Work to complete:
Provide an exact transcription of all the records.
──────── Information given
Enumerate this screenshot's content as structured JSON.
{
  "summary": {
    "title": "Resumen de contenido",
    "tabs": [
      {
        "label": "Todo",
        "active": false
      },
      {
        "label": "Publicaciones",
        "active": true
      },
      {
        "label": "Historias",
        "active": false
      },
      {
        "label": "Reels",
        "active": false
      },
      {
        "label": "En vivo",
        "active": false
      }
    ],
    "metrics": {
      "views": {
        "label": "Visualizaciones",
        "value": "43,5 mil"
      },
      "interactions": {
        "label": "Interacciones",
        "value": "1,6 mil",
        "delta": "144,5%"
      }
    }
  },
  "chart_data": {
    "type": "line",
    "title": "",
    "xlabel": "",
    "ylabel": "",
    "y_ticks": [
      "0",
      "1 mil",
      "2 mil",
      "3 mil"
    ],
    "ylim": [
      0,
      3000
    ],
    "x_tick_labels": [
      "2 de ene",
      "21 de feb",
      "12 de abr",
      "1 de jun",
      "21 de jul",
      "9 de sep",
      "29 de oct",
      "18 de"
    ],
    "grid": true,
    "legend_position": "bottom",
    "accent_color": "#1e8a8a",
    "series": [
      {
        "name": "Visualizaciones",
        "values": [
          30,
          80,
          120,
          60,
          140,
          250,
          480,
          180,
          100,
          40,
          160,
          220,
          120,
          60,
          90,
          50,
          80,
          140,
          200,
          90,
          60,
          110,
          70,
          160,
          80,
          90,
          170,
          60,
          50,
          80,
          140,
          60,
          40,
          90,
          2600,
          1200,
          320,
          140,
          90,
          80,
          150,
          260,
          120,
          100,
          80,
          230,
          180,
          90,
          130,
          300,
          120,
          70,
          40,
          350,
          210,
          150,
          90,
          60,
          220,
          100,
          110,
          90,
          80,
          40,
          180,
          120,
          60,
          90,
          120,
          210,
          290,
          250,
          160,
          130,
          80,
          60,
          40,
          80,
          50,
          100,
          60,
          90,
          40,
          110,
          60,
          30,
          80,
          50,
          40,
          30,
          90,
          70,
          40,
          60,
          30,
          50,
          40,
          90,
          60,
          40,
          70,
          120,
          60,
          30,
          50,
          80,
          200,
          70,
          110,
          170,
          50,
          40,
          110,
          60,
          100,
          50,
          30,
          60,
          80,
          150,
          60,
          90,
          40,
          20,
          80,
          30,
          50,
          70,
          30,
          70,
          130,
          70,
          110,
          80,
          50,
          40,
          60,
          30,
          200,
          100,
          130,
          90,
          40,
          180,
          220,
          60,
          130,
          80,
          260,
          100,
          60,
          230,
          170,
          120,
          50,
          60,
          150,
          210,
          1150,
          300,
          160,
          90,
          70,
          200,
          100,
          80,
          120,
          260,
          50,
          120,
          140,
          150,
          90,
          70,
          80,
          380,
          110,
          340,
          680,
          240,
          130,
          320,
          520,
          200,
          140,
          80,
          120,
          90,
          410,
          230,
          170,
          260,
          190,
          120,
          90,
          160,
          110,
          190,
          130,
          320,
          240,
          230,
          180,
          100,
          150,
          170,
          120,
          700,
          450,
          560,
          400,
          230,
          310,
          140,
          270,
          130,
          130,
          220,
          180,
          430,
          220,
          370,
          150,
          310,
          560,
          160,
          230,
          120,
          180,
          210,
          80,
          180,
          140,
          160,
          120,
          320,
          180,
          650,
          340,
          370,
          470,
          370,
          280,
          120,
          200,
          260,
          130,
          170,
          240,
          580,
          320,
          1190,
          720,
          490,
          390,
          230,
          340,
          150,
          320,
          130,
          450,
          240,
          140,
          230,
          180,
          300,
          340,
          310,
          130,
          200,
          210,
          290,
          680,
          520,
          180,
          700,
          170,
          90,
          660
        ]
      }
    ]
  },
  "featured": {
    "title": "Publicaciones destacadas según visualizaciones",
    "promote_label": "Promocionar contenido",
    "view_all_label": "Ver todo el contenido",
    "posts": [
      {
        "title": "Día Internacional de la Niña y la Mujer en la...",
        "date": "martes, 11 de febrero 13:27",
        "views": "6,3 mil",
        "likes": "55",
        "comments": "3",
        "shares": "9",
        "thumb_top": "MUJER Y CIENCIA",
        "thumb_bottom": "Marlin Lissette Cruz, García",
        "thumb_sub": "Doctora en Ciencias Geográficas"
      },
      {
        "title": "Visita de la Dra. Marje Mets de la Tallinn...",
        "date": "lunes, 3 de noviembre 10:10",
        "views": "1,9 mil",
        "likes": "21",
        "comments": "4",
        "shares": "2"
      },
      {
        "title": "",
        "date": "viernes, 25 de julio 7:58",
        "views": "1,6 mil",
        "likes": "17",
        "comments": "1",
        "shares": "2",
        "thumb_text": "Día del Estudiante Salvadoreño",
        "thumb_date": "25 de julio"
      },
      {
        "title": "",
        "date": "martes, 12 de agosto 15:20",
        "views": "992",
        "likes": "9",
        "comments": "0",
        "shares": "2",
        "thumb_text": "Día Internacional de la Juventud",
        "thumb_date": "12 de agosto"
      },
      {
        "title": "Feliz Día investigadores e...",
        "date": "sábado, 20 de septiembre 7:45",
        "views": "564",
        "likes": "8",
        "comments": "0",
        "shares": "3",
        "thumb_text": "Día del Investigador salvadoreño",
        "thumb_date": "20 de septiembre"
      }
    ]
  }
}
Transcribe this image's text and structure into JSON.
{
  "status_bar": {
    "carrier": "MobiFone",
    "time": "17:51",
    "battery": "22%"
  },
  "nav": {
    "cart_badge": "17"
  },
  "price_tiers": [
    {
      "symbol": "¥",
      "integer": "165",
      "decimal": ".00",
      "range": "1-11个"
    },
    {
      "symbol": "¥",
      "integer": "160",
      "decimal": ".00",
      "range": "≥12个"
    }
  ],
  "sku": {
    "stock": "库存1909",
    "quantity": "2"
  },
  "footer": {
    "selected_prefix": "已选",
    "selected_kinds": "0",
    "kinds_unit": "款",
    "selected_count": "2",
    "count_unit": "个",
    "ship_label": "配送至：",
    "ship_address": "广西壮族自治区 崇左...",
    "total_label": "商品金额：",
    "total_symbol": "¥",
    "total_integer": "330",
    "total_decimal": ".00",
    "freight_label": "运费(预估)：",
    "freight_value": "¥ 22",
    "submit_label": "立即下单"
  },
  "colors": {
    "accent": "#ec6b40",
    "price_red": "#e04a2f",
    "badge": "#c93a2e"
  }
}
────────────────
Answer to the exercise:
Enumerate this screenshot's content as structured JSON.
{
  "summary": {
    "title": "Resumen de contenido",
    "tabs": [
      {
        "label": "Todo",
        "active": false
      },
      {
        "label": "Publicaciones",
        "active": true
      },
      {
        "label": "Historias",
        "active": false
      },
      {
        "label": "Reels",
        "active": false
      },
      {
        "label": "En vivo",
        "active": false
      }
    ],
    "metrics": {
      "views": {
        "label": "Visualizaciones",
        "value": "43,5 mil"
      },
      "interactions": {
        "label": "Interacciones",
        "value": "1,6 mil",
        "delta": "144,5%"
      }
    }
  },
  "chart_data": {
    "type": "line",
    "title": "",
    "xlabel": "",
    "ylabel": "",
    "y_ticks": [
      "0",
      "1 mil",
      "2 mil",
      "3 mil"
    ],
    "ylim": [
      0,
      3000
    ],
    "x_tick_labels": [
      "2 de ene",
      "21 de feb",
      "12 de abr",
      "1 de jun",
      "21 de jul",
      "9 de sep",
      "29 de oct",
      "18 de"
    ],
    "grid": true,
    "legend_position": "bottom",
    "accent_color": "#1e8a8a",
    "series": [
      {
        "name": "Visualizaciones",
        "values": [
          30,
          80,
          120,
          60,
          140,
          250,
          480,
          180,
          100,
          40,
          160,
          220,
          120,
          60,
          90,
          50,
          80,
          140,
          200,
          90,
          60,
          110,
          70,
          160,
          80,
          90,
          170,
          60,
          50,
          80,
          140,
          60,
          40,
          90,
          2600,
          1200,
          320,
          140,
          90,
          80,
          150,
          260,
          120,
          100,
          80,
          230,
          180,
          90,
          130,
          300,
          120,
          70,
          40,
          350,
          210,
          150,
          90,
          60,
          220,
          100,
          110,
          90,
          80,
          40,
          180,
          120,
          60,
          90,
          120,
          210,
          290,
          250,
          160,
          130,
          80,
          60,
          40,
          80,
          50,
          100,
          60,
          90,
          40,
          110,
          60,
          30,
          80,
          50,
          40,
          30,
          90,
          70,
          40,
          60,
          30,
          50,
          40,
          90,
          60,
          40,
          70,
          120,
          60,
          30,
          50,
          80,
          200,
          70,
          110,
          170,
          50,
          40,
          110,
          60,
          100,
          50,
          30,
          60,
          80,
          150,
          60,
          90,
          40,
          20,
          80,
          30,
          50,
          70,
          30,
          70,
          130,
          70,
          110,
          80,
          50,
          40,
          60,
          30,
          200,
          100,
          130,
          90,
          40,
          180,
          220,
          60,
          130,
          80,
          260,
          100,
          60,
          230,
          170,
          120,
          50,
          60,
          150,
          210,
          1150,
          300,
          160,
          90,
          70,
          200,
          100,
          80,
          120,
          260,
          50,
          120,
          140,
          150,
          90,
          70,
          80,
          380,
          110,
          340,
          680,
          240,
          130,
          320,
          520,
          200,
          140,
          80,
          120,
          90,
          410,
          230,
          170,
          260,
          190,
          120,
          90,
          160,
          110,
          190,
          130,
          320,
          240,
          230,
          180,
          100,
          150,
          170,
          120,
          700,
          450,
          560,
          400,
          230,
          310,
          140,
          270,
          130,
          130,
          220,
          180,
          430,
          220,
          370,
          150,
          310,
          560,
          160,
          230,
          120,
          180,
          210,
          80,
          180,
          140,
          160,
          120,
          320,
          180,
          650,
          340,
          370,
          470,
          370,
          280,
          120,
          200,
          260,
          130,
          170,
          240,
          580,
          320,
          1190,
          720,
          490,
          390,
          230,
          340,
          150,
          320,
          130,
          450,
          240,
          140,
          230,
          180,
          300,
          340,
          310,
          130,
          200,
          210,
          290,
          680,
          520,
          180,
          700,
          170,
          90,
          660
        ]
      }
    ]
  },
  "featured": {
    "title": "Publicaciones destacadas según visualizaciones",
    "promote_label": "Promocionar contenido",
    "view_all_label": "Ver todo el contenido",
    "posts": [
      {
        "title": "Día Internacional de la Niña y la Mujer en la...",
        "date": "martes, 11 de febrero 13:27",
        "views": "6,3 mil",
        "likes": "55",
        "comments": "3",
        "shares": "9",
        "thumb_top": "MUJER Y CIENCIA",
        "thumb_bottom": "Marlin Lissette Cruz, García",
        "thumb_sub": "Doctora en Ciencias Geográficas"
      },
      {
        "title": "Visita de la Dra. Marje Mets de la Tallinn...",
        "date": "lunes, 3 de noviembre 10:10",
        "views": "1,9 mil",
        "likes": "21",
        "comments": "4",
        "shares": "2"
      },
      {
        "title": "",
        "date": "viernes, 25 de julio 7:58",
        "views": "1,6 mil",
        "likes": "17",
        "comments": "1",
        "shares": "2",
        "thumb_text": "Día del Estudiante Salvadoreño",
        "thumb_date": "25 de julio"
      },
      {
        "title": "",
        "date": "martes, 12 de agosto 15:20",
        "views": "992",
        "likes": "9",
        "comments": "0",
        "shares": "2",
        "thumb_text": "Día Internacional de la Juventud",
        "thumb_date": "12 de agosto"
      },
      {
        "title": "Feliz Día investigadores e...",
        "date": "sábado, 20 de septiembre 7:45",
        "views": "564",
        "likes": "8",
        "comments": "0",
        "shares": "3",
        "thumb_text": "Día del Investigador salvadoreño",
        "thumb_date": "20 de septiembre"
      }
    ]
  }
}
Transcribe this image's text and structure into JSON.
{
  "status_bar": {
    "carrier": "MobiFone",
    "time": "17:51",
    "battery": "22%"
  },
  "nav": {
    "cart_badge": "17"
  },
  "price_tiers": [
    {
      "symbol": "¥",
      "integer": "165",
      "decimal": ".00",
      "range": "1-11个"
    },
    {
      "symbol": "¥",
      "integer": "160",
      "decimal": ".00",
      "range": "≥12个"
    }
  ],
  "sku": {
    "stock": "库存1909",
    "quantity": "2"
  },
  "footer": {
    "selected_prefix": "已选",
    "selected_kinds": "0",
    "kinds_unit": "款",
    "selected_count": "2",
    "count_unit": "个",
    "ship_label": "配送至：",
    "ship_address": "广西壮族自治区 崇左...",
    "total_label": "商品金额：",
    "total_symbol": "¥",
    "total_integer": "330",
    "total_decimal": ".00",
    "freight_label": "运费(预估)：",
    "freight_value": "¥ 22",
    "submit_label": "立即下单"
  },
  "colors": {
    "accent": "#ec6b40",
    "price_red": "#e04a2f",
    "badge": "#c93a2e"
  }
}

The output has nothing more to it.